EXERCISE GOAL:
Repeat the listing in full, word for word.
##### THE RECORDS #####
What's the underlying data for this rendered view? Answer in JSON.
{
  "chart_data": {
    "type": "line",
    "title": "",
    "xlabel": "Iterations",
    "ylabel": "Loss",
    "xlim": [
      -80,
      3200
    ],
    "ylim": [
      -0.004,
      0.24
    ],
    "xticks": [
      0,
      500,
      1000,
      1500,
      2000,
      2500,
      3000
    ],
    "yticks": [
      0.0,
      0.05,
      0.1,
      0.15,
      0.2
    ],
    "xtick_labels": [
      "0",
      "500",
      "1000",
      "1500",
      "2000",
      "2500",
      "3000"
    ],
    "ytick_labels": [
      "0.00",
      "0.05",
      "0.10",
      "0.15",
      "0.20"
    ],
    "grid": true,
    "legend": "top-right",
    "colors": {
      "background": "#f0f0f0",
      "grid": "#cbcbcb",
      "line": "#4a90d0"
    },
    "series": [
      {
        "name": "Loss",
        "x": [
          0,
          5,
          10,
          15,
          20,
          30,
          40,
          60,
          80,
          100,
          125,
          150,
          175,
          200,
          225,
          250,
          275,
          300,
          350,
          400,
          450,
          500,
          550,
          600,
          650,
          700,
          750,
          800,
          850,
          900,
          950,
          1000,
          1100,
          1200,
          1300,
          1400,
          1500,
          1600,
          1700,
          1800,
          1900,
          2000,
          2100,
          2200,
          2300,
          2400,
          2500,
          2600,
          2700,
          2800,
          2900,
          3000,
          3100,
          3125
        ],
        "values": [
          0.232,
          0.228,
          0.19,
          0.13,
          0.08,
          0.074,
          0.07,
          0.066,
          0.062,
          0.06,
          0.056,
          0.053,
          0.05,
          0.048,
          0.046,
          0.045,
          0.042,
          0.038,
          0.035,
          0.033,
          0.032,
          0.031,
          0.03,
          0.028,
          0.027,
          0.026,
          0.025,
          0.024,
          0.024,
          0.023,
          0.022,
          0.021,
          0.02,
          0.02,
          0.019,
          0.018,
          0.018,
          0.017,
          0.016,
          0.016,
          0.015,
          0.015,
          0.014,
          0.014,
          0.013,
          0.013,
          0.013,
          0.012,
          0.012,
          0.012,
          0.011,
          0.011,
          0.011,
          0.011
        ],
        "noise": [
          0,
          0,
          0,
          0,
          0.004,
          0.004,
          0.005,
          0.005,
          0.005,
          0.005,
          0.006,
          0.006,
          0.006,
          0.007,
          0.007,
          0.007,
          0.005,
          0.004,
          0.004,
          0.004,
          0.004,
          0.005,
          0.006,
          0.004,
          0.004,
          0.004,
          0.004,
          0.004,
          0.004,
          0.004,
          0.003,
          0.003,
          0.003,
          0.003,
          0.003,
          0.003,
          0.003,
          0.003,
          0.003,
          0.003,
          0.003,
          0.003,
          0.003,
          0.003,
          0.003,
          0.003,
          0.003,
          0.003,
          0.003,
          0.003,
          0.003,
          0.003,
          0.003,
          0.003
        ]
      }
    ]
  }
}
#####
FINISHED TASK:
What's the underlying data for this rendered view? Answer in JSON.
{
  "chart_data": {
    "type": "line",
    "title": "",
    "xlabel": "Iterations",
    "ylabel": "Loss",
    "xlim": [
      -80,
      3200
    ],
    "ylim": [
      -0.004,
      0.24
    ],
    "xticks": [
      0,
      500,
      1000,
      1500,
      2000,
      2500,
      3000
    ],
    "yticks": [
      0.0,
      0.05,
      0.1,
      0.15,
      0.2
    ],
    "xtick_labels": [
      "0",
      "500",
      "1000",
      "1500",
      "2000",
      "2500",
      "3000"
    ],
    "ytick_labels": [
      "0.00",
      "0.05",
      "0.10",
      "0.15",
      "0.20"
    ],
    "grid": true,
    "legend": "top-right",
    "colors": {
      "background": "#f0f0f0",
      "grid": "#cbcbcb",
      "line": "#4a90d0"
    },
    "series": [
      {
        "name": "Loss",
        "x": [
          0,
          5,
          10,
          15,
          20,
          30,
          40,
          60,
          80,
          100,
          125,
          150,
          175,
          200,
          225,
          250,
          275,
          300,
          350,
          400,
          450,
          500,
          550,
          600,
          650,
          700,
          750,
          800,
          850,
          900,
          950,
          1000,
          1100,
          1200,
          1300,
          1400,
          1500,
          1600,
          1700,
          1800,
          1900,
          2000,
          2100,
          2200,
          2300,
          2400,
          2500,
          2600,
          2700,
          2800,
          2900,
          3000,
          3100,
          3125
        ],
        "values": [
          0.232,
          0.228,
          0.19,
          0.13,
          0.08,
          0.074,
          0.07,
          0.066,
          0.062,
          0.06,
          0.056,
          0.053,
          0.05,
          0.048,
          0.046,
          0.045,
          0.042,
          0.038,
          0.035,
          0.033,
          0.032,
          0.031,
          0.03,
          0.028,
          0.027,
          0.026,
          0.025,
          0.024,
          0.024,
          0.023,
          0.022,
          0.021,
          0.02,
          0.02,
          0.019,
          0.018,
          0.018,
          0.017,
          0.016,
          0.016,
          0.015,
          0.015,
          0.014,
          0.014,
          0.013,
          0.013,
          0.013,
          0.012,
          0.012,
          0.012,
          0.011,
          0.011,
          0.011,
          0.011
        ],
        "noise": [
          0,
          0,
          0,
          0,
          0.004,
          0.004,
          0.005,
          0.005,
          0.005,
          0.005,
          0.006,
          0.006,
          0.006,
          0.007,
          0.007,
          0.007,
          0.005,
          0.004,
          0.004,
          0.004,
          0.004,
          0.005,
          0.006,
          0.004,
          0.004,
          0.004,
          0.004,
          0.004,
          0.004,
          0.004,
          0.003,
          0.003,
          0.003,
          0.003,
          0.003,
          0.003,
          0.003,
          0.003,
          0.003,
          0.003,
          0.003,
          0.003,
          0.003,
          0.003,
          0.003,
          0.003,
          0.003,
          0.003,
          0.003,
          0.003,
          0.003,
          0.003,
          0.003,
          0.003
        ]
      }
    ]
  }
}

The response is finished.